## INSTRUCTIONS TO FOLLOW:
Print the entire listing. Each line must match the original exactly.

━━ RECORDS

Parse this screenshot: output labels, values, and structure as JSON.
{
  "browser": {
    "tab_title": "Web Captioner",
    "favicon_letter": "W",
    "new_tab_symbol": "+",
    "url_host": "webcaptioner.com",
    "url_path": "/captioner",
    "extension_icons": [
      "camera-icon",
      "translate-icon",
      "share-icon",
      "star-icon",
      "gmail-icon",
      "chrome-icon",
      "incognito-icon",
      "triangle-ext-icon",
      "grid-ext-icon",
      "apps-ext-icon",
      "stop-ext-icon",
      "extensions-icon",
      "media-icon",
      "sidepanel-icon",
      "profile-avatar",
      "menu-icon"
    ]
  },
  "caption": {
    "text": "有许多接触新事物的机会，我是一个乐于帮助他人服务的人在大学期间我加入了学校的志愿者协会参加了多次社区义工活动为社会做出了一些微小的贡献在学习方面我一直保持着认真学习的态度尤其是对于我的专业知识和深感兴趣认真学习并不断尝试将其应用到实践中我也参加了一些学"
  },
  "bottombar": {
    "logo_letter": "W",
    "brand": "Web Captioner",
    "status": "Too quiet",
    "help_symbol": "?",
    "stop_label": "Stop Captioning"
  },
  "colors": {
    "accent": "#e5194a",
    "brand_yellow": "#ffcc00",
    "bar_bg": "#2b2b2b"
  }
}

━━━━

## SOLUTION BELOW:
Parse this screenshot: output labels, values, and structure as JSON.
{
  "browser": {
    "tab_title": "Web Captioner",
    "favicon_letter": "W",
    "new_tab_symbol": "+",
    "url_host": "webcaptioner.com",
    "url_path": "/captioner",
    "extension_icons": [
      "camera-icon",
      "translate-icon",
      "share-icon",
      "star-icon",
      "gmail-icon",
      "chrome-icon",
      "incognito-icon",
      "triangle-ext-icon",
      "grid-ext-icon",
      "apps-ext-icon",
      "stop-ext-icon",
      "extensions-icon",
      "media-icon",
      "sidepanel-icon",
      "profile-avatar",
      "menu-icon"
    ]
  },
  "caption": {
    "text": "有许多接触新事物的机会，我是一个乐于帮助他人服务的人在大学期间我加入了学校的志愿者协会参加了多次社区义工活动为社会做出了一些微小的贡献在学习方面我一直保持着认真学习的态度尤其是对于我的专业知识和深感兴趣认真学习并不断尝试将其应用到实践中我也参加了一些学"
  },
  "bottombar": {
    "logo_letter": "W",
    "brand": "Web Captioner",
    "status": "Too quiet",
    "help_symbol": "?",
    "stop_label": "Stop Captioning"
  },
  "colors": {
    "accent": "#e5194a",
    "brand_yellow": "#ffcc00",
    "bar_bg": "#2b2b2b"
  }
}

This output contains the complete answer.